START EXCERPT PROVIDED
One of the main underlying mechanisms for these effects has been their impact on placental development and function, mediated by underlying molecular alterations in the cellular and epigenetic regulations of the placenta (DNA methylation) [37], its telomere length [18, 44], and oxidative stress resistance [45]. The telomere shortening [18, 46] and epigenetic changes [47] in the placenta act as a record of the footprints of environmental exposures from early pregnancy to birth (environmental imprinting). A main limitation of the current study is that we have measured maternal irisin level at only one time-point during the pregnancy (the end of the first trimester). Future studies that include other time points would be beneficial in the future.
END EXCERPT PROVIDED
START RECORD SET
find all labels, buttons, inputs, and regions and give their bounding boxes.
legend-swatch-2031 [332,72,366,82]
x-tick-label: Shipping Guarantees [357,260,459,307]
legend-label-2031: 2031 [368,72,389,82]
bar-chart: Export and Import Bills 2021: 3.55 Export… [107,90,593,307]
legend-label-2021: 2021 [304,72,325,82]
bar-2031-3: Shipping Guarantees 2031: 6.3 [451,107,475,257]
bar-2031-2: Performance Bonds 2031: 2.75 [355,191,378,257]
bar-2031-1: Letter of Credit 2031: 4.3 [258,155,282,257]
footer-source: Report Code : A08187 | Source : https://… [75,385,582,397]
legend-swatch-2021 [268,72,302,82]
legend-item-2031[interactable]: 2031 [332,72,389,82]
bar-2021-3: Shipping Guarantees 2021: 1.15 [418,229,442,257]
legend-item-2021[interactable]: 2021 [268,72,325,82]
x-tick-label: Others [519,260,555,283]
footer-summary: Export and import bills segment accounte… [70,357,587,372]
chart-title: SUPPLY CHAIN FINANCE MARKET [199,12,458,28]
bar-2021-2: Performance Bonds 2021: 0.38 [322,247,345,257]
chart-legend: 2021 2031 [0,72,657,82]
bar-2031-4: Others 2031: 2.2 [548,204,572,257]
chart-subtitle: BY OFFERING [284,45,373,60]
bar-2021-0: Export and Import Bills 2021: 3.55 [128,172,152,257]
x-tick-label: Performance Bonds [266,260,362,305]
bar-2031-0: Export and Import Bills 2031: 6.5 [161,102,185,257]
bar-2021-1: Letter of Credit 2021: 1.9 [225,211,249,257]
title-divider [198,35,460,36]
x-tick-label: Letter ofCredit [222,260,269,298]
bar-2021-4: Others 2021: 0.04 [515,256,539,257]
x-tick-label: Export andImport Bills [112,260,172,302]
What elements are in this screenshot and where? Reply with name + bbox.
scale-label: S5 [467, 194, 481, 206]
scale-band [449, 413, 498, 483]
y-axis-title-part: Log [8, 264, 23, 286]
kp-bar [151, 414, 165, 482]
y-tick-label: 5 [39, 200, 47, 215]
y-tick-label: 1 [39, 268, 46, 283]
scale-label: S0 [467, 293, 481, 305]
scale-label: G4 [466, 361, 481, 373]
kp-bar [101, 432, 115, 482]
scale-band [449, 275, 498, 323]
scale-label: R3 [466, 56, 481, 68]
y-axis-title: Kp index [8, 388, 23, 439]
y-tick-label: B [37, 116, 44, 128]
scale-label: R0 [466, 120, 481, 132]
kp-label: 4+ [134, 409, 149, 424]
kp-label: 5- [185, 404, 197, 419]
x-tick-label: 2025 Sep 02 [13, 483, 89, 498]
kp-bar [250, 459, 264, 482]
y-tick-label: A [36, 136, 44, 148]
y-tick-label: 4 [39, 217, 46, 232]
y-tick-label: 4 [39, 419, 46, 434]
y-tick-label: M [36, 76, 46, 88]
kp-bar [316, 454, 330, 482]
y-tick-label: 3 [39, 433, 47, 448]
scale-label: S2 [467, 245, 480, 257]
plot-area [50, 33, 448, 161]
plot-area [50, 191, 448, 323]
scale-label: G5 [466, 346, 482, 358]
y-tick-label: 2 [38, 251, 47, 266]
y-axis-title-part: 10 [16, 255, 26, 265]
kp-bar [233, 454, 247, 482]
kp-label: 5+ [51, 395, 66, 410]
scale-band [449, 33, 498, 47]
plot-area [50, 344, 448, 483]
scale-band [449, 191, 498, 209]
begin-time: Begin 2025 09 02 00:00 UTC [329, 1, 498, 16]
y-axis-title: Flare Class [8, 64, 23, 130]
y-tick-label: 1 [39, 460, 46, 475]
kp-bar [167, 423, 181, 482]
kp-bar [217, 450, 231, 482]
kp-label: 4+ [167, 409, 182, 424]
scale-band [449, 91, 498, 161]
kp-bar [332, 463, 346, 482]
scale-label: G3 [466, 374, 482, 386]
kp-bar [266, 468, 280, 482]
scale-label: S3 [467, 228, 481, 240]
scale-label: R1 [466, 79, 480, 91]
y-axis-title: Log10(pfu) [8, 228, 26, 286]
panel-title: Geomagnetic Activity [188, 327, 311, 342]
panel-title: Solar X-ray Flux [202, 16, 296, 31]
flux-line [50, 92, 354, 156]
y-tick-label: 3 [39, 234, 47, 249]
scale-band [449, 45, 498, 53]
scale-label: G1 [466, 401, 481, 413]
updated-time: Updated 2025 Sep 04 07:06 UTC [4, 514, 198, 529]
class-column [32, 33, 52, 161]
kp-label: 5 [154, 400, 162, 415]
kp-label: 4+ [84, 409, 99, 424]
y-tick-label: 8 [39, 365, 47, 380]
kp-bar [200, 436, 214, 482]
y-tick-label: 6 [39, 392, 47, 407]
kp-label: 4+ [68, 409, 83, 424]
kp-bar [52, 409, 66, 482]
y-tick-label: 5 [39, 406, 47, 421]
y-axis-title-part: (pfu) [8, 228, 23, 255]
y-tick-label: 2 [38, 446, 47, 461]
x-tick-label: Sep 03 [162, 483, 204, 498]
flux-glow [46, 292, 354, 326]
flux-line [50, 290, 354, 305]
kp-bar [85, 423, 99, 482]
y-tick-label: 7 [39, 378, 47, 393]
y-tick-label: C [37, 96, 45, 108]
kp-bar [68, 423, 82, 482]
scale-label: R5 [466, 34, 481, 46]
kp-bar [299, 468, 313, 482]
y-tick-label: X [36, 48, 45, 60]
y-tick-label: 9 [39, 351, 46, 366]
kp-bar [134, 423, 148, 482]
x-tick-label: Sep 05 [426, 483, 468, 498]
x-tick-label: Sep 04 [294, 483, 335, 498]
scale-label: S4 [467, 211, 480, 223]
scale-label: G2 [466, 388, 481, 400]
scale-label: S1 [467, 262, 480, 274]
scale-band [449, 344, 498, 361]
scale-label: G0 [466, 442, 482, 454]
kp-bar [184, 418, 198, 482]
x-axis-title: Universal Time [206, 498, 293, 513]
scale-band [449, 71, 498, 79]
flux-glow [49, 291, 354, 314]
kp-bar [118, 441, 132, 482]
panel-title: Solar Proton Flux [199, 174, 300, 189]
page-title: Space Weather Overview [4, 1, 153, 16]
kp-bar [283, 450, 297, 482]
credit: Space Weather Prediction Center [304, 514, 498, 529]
END RECORD SET
§ **EXERCISE TASKS**:
(a) Return, word for word, the part of the placenta excerpt that opens with the words containing "One of the main" and closes with "in the future.".
(b) According to the placenta excerpt, at what point in pregnancy was maternal irisin level measured?
(c) For each statement, decide whether it agrees with the placenta excerpt. Answer yes or no and quote the deciding words.
(i) Maternal irisin level was measured at several time points during pregnancy.
(ii) Telomere shortening and epigenetic changes in the placenta act as a record of environmental exposures.
(iii) DNA methylation is named in connection with the epigenetic regulations of the placenta.
The rows stand apart from the placenta excerpt as separate material.

§ **OUTPUTS IN ORDER**:
(a)
One of the main underlying mechanisms for these effects has been their impact on placental development and function, mediated by underlying molecular alterations in the cellular and epigenetic regulations of the placenta (DNA methylation) [37], its telomere length [18, 44], and oxidative stress resistance [45]. The telomere shortening [18, 46] and epigenetic changes [47] in the placenta act as a record of the footprints of environmental exposures from early pregnancy to birth (environmental imprinting). A main limitation of the current study is that we have measured maternal irisin level at only one time-point during the pregnancy (the end of the first trimester). Future studies that include other time points would be beneficial in the future.

(b) At the end of the first trimester.

(c)
(i) No: "we have measured maternal irisin level at only one time-point during the pregnancy"
(ii) Yes: "The telomere shortening [18, 46] and epigenetic changes [47] in the placenta act as a record of the footprints of environmental exposures from early pregnancy to birth"
(iii) Yes: "epigenetic regulations of the placenta (DNA methylation)"